SOLICITUD 1 = Copie literalmente el pasaje del relato sobre el viaje a Egipto que comienza en las palabras "En enero de" y termina después de "sobre el techo.".

FRAGMENTO DE PÁGINA =
=-=-=
En enero de 1999 recorrí por primera vez Egipto. Un viaje en verdad estimulante. No conservo mucho material que testimonie aquel periplo. Alguna foto, porciones de registro en vhs y una libreta de notas que acabo de recuperar en mi departamento porteño, como no podía ser de otra manera, buscando otra cosa. Es un cuaderno espléndido, cosido a mano, con detalles de flores y pájaros grabados en la cubierta de cuerina. Al abrirlo, me encuentro con el primer registro del viaje, un retrato bastante preciso del caos de tránsito en Alejandría. Reproduzco tal cual:

(11/01/99) El tránsito está peor que ayer. Los lentos y sucios buses van más lentos que nunca, con pasajeros que viajan en el estribo, aferrados precariamente de una pértiga mientras otros se amontonan en la cabina con el conductor y algunos especímenes se sientan con las piernas cruzadas sobre el techo.
=-=-=
SOLICITUD 2 = Transcriba sin alteraciones las líneas de los registros que van desde la que contiene "staticText: z <box>26 184 30 194</box>" hasta la que contiene "staticText: k <box>110 162 114 172</box>", ambas incluidas.
=-=-=
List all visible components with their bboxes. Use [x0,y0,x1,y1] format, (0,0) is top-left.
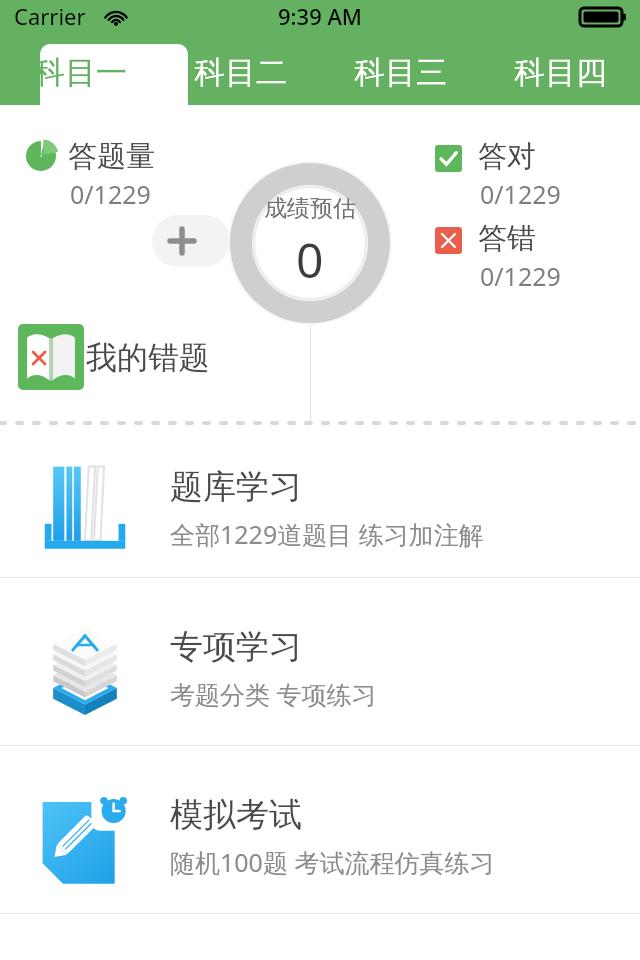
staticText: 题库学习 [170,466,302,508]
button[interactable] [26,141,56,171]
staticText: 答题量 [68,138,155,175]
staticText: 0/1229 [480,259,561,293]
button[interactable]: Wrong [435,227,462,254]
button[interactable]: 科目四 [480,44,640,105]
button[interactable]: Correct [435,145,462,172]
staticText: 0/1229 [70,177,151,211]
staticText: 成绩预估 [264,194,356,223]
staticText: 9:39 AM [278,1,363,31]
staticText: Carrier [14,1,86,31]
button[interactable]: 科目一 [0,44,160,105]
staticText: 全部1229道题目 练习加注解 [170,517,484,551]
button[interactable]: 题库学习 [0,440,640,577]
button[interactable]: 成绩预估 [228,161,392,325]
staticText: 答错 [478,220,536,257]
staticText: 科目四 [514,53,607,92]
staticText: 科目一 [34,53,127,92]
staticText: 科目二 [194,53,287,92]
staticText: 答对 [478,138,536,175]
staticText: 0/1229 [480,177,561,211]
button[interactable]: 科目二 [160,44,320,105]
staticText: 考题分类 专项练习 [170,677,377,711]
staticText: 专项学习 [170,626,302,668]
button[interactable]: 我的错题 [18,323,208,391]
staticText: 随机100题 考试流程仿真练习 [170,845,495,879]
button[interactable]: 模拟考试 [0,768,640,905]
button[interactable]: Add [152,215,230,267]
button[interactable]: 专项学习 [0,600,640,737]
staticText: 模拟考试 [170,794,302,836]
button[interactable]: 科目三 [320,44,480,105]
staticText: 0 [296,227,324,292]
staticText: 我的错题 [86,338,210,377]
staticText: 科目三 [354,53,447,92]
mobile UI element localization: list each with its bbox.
=-=-=
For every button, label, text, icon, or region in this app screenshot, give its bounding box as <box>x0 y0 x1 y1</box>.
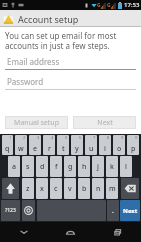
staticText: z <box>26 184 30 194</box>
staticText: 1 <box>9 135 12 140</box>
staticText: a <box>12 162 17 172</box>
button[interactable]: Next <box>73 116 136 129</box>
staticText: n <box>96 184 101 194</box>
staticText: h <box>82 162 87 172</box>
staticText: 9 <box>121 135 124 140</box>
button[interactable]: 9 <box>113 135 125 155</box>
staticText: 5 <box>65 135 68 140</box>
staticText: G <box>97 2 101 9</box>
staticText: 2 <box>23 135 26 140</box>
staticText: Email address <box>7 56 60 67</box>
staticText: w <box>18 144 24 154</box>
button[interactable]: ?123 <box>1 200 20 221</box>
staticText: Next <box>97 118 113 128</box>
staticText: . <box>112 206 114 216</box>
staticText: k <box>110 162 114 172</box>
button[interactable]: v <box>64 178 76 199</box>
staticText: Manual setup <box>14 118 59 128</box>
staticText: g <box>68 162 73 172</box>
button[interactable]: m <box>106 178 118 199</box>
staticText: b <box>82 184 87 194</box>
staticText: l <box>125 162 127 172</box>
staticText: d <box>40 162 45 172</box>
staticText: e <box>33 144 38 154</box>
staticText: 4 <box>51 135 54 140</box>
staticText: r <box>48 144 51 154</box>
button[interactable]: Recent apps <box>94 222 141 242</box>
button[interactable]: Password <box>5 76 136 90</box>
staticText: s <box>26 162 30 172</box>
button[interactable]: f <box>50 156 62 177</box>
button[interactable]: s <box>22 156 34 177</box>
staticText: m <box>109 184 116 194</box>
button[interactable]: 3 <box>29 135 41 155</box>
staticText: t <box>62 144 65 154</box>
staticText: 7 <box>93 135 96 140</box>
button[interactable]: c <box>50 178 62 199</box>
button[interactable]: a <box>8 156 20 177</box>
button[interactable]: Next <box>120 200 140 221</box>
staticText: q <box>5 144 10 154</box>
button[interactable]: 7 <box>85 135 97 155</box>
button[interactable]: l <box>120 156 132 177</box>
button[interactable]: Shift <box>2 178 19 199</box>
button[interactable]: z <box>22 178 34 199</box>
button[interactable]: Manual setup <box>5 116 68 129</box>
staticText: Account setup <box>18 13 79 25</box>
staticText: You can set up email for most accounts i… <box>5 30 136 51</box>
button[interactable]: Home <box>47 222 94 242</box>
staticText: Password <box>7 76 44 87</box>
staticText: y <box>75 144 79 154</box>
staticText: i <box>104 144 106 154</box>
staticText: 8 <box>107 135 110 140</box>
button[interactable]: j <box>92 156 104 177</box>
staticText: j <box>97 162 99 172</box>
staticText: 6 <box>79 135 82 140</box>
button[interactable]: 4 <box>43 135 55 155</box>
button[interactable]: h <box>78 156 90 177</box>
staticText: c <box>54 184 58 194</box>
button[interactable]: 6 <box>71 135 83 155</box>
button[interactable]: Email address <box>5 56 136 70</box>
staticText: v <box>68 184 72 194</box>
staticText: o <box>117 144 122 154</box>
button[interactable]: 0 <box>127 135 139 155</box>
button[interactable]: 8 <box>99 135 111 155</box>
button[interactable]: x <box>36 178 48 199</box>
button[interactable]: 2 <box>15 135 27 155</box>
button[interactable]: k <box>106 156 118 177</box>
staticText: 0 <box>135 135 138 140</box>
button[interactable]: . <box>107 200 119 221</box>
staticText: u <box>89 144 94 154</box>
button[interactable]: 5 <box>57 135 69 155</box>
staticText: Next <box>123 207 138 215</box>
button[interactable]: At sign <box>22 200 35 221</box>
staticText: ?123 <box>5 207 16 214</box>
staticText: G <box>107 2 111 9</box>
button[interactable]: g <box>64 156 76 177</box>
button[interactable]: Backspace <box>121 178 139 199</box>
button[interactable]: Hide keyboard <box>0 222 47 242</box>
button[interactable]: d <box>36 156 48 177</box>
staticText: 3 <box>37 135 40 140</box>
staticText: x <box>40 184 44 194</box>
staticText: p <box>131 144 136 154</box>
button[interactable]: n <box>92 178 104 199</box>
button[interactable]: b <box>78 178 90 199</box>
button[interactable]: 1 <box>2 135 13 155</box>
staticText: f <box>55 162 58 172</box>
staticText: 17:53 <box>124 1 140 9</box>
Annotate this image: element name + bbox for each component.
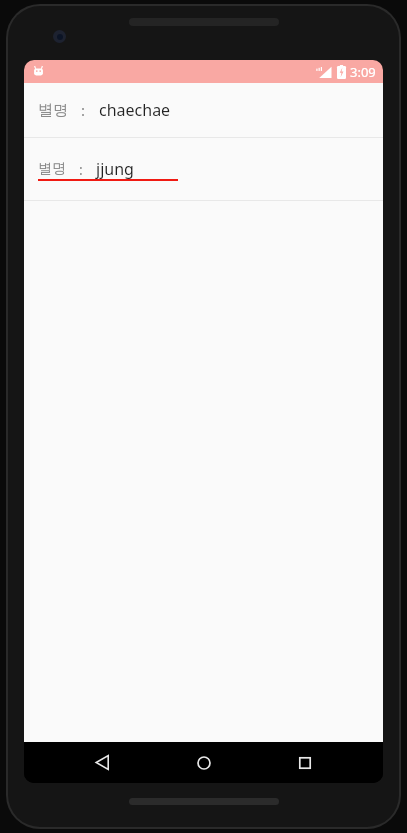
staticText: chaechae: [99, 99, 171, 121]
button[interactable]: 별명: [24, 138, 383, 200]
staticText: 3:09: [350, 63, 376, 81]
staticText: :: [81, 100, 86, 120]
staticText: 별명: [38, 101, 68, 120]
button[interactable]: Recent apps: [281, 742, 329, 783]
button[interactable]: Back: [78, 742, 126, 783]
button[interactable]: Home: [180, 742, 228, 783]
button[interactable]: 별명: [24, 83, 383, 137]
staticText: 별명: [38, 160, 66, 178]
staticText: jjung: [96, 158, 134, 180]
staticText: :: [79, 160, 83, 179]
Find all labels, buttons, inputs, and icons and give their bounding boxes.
=-=-=
RESPUESTA FINAL 1 =
En enero de 1999 recorrí por primera vez Egipto. Un viaje en verdad estimulante. No conservo mucho material que testimonie aquel periplo. Alguna foto, porciones de registro en vhs y una libreta de notas que acabo de recuperar en mi departamento porteño, como no podía ser de otra manera, buscando otra cosa. Es un cuaderno espléndido, cosido a mano, con detalles de flores y pájaros grabados en la cubierta de cuerina. Al abrirlo, me encuentro con el primer registro del viaje, un retrato bastante preciso del caos de tránsito en Alejandría. Reproduzco tal cual:

(11/01/99) El tránsito está peor que ayer. Los lentos y sucios buses van más lentos que nunca, con pasajeros que viajan en el estribo, aferrados precariamente de una pértiga mientras otros se amontonan en la cabina con el conductor y algunos especímenes se sientan con las piernas cruzadas sobre el techo.

RESPUESTA FINAL 2 =
staticText: z <box>26 184 30 194</box>
staticText: 1 <box>9 135 12 140</box>
staticText: a <box>12 162 17 172</box>
button[interactable]: Next <box>73 116 136 129</box>
staticText: n <box>96 184 101 194</box>
staticText: h <box>82 162 87 172</box>
staticText: 9 <box>121 135 124 140</box>
button[interactable]: 9 <box>113 135 125 155</box>
staticText: 5 <box>65 135 68 140</box>
staticText: G <box>97 2 101 9</box>
staticText: 2 <box>23 135 26 140</box>
staticText: Email address <box>7 56 60 67</box>
staticText: w <box>18 144 24 154</box>
button[interactable]: ?123 <box>1 200 20 221</box>
staticText: Next <box>97 118 113 128</box>
staticText: . <box>112 206 114 216</box>
staticText: k <box>110 162 114 172</box>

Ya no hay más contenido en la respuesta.